Every line holding the string "работников" should be gathered.

ENTRIES SUPPLIED:
# # # # # # #

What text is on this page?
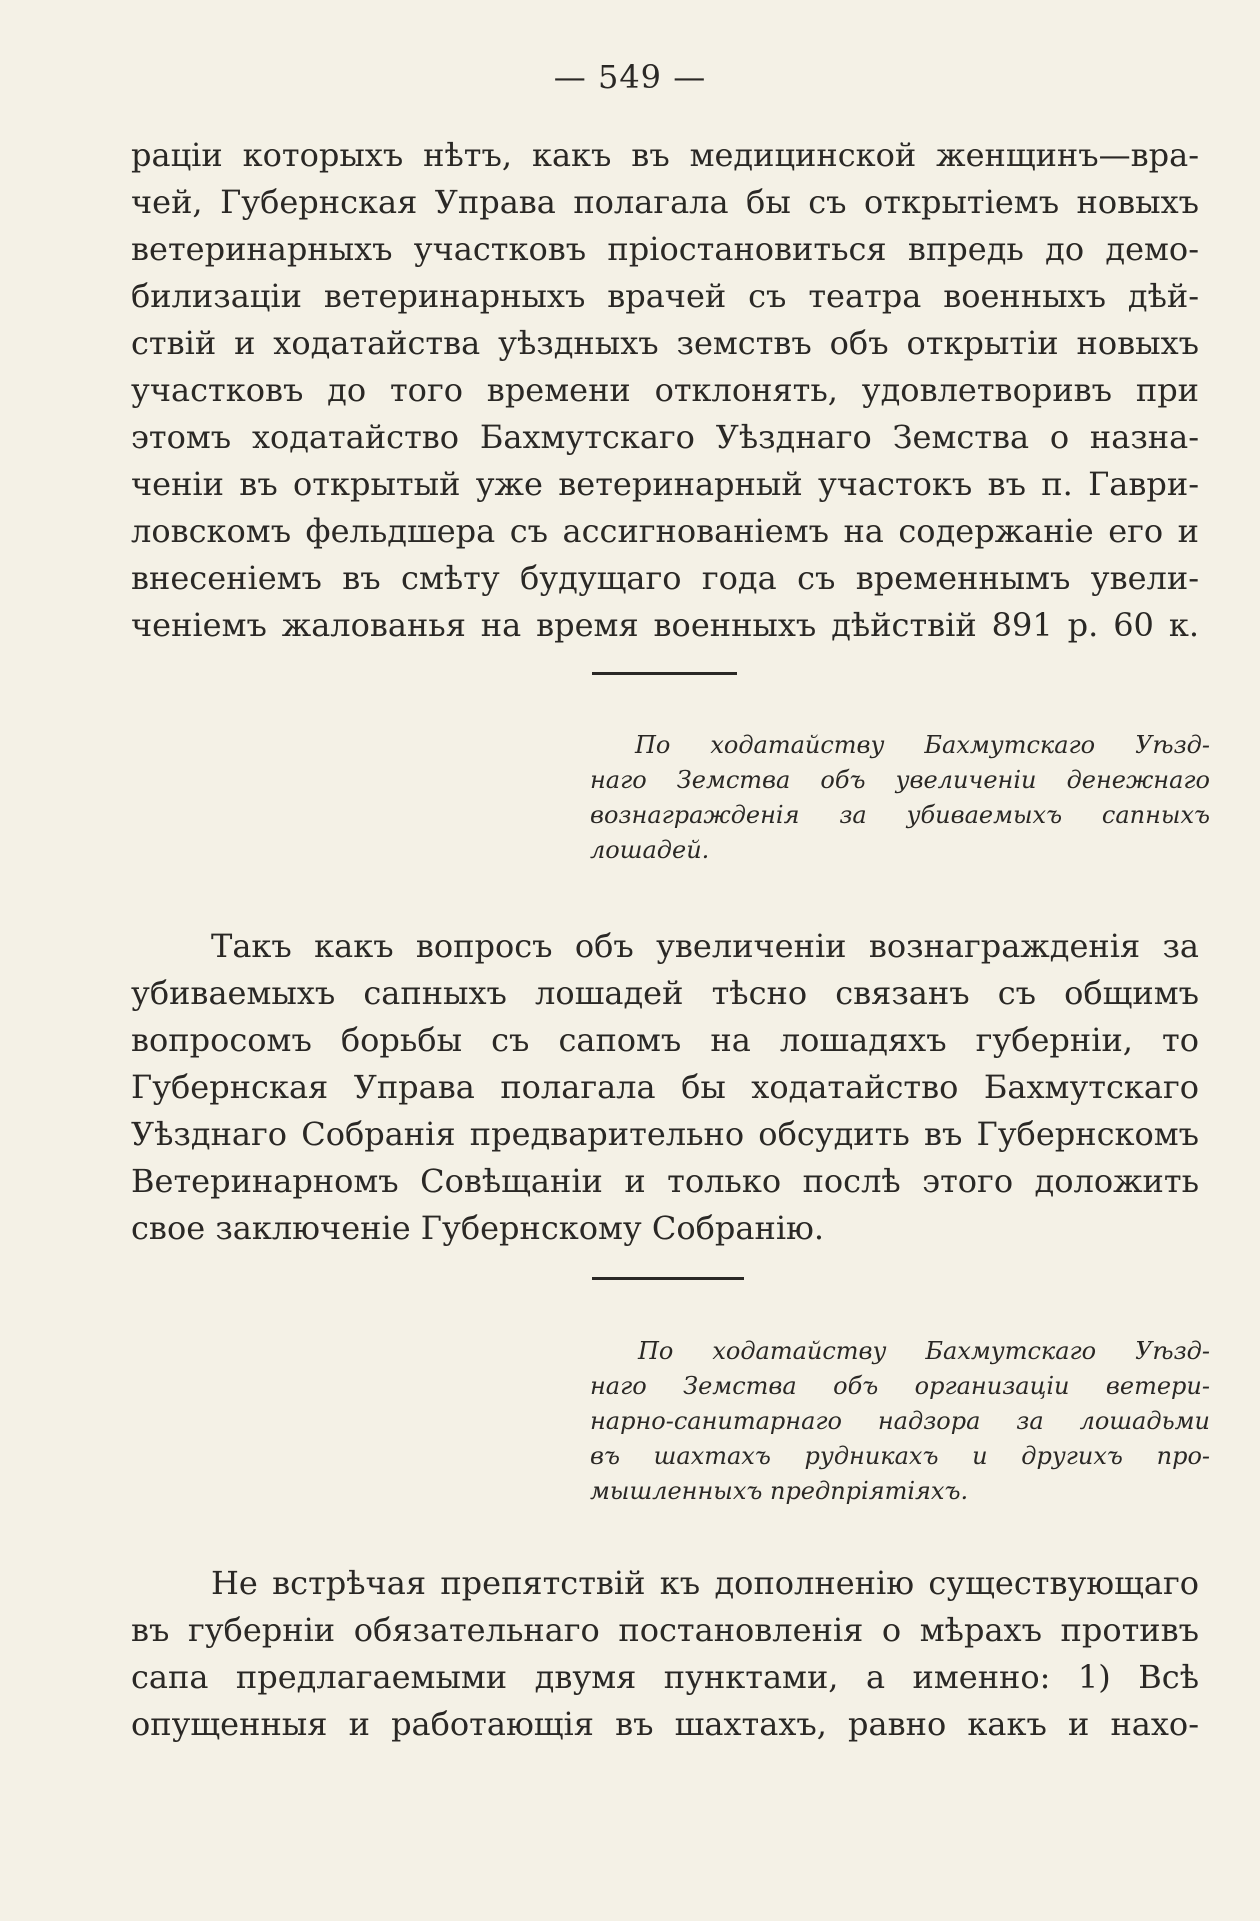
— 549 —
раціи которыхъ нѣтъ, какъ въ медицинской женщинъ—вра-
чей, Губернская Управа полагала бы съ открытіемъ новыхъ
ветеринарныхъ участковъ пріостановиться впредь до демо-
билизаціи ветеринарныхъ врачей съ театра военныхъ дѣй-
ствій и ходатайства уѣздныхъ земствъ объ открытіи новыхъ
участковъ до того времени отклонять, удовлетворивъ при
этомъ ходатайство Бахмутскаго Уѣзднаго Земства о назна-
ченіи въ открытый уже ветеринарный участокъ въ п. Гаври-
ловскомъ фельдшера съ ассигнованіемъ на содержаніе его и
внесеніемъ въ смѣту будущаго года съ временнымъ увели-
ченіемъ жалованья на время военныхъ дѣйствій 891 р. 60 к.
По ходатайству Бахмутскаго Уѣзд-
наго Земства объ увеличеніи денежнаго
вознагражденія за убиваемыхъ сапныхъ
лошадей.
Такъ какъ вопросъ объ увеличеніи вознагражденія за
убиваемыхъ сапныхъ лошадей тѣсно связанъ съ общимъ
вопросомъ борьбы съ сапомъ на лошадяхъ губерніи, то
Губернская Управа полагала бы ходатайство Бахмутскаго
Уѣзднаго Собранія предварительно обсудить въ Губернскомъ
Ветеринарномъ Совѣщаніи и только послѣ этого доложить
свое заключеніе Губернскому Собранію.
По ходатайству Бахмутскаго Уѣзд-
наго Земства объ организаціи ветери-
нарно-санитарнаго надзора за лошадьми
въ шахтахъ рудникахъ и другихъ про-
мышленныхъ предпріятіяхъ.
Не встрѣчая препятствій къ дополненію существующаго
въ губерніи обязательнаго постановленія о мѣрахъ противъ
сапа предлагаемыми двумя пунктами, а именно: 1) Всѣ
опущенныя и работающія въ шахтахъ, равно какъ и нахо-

# # # # # # #

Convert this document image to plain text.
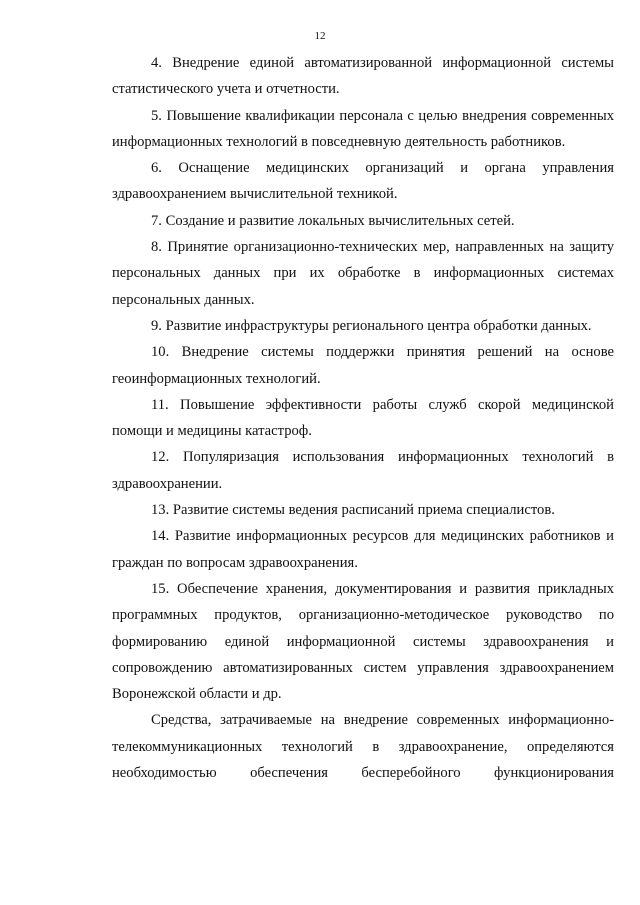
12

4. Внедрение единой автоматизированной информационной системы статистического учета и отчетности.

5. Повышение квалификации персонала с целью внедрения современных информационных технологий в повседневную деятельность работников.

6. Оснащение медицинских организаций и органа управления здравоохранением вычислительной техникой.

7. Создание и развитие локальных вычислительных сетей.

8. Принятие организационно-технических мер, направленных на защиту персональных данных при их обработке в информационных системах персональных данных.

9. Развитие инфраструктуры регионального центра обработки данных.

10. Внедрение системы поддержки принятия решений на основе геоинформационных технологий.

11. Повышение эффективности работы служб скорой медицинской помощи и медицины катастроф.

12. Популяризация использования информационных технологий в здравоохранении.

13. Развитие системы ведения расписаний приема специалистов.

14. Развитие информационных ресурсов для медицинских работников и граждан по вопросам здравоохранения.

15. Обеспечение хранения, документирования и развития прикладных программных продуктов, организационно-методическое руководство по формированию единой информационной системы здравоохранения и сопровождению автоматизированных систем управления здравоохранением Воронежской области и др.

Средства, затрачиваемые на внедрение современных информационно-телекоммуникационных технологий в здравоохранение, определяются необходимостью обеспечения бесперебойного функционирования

# # # # # # #

RESPONSE FOR THIS EXERCISE:
5. Повышение квалификации персонала с целью внедрения современных информационных технологий в повседневную деятельность работников.
14. Развитие информационных ресурсов для медицинских работников и граждан по вопросам здравоохранения.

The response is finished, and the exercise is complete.